Pick out all lines with the word "product" from the records that follow.

— START The data —

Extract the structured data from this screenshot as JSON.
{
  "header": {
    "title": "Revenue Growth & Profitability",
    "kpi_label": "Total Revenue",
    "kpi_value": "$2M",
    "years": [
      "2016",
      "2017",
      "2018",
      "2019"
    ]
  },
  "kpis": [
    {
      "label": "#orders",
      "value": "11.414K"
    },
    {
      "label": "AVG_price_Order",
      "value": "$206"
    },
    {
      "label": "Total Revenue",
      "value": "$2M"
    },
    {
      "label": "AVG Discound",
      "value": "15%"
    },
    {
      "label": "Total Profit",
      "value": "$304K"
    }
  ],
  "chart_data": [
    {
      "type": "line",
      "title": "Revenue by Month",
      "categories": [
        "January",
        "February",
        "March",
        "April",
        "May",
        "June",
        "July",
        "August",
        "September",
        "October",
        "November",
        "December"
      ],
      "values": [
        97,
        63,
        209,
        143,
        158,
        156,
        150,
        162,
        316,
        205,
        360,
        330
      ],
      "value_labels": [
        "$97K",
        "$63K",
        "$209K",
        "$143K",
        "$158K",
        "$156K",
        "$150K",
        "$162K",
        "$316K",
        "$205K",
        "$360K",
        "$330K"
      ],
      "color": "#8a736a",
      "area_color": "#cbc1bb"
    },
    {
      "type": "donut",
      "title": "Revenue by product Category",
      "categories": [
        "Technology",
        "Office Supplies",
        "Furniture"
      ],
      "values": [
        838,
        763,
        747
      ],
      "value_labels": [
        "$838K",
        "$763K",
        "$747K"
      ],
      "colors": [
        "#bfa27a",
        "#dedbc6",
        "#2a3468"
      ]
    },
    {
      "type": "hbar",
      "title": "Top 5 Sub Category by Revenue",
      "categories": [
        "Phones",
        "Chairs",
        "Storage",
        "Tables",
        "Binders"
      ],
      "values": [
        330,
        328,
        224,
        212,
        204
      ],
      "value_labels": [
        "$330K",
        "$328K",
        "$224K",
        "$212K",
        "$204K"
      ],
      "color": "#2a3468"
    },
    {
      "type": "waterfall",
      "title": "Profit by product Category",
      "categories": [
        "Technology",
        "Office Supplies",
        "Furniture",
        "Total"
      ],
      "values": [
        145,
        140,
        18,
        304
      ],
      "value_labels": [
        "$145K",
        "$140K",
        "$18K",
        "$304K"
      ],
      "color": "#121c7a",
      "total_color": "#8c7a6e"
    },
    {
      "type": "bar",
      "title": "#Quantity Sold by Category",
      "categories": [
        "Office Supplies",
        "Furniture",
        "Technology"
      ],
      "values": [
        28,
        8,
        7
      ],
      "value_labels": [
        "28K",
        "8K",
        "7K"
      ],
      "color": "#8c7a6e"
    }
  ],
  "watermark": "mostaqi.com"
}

— END The data —

- Response for this exercise:
      "title": "Revenue by product Category",
      "title": "Profit by product Category",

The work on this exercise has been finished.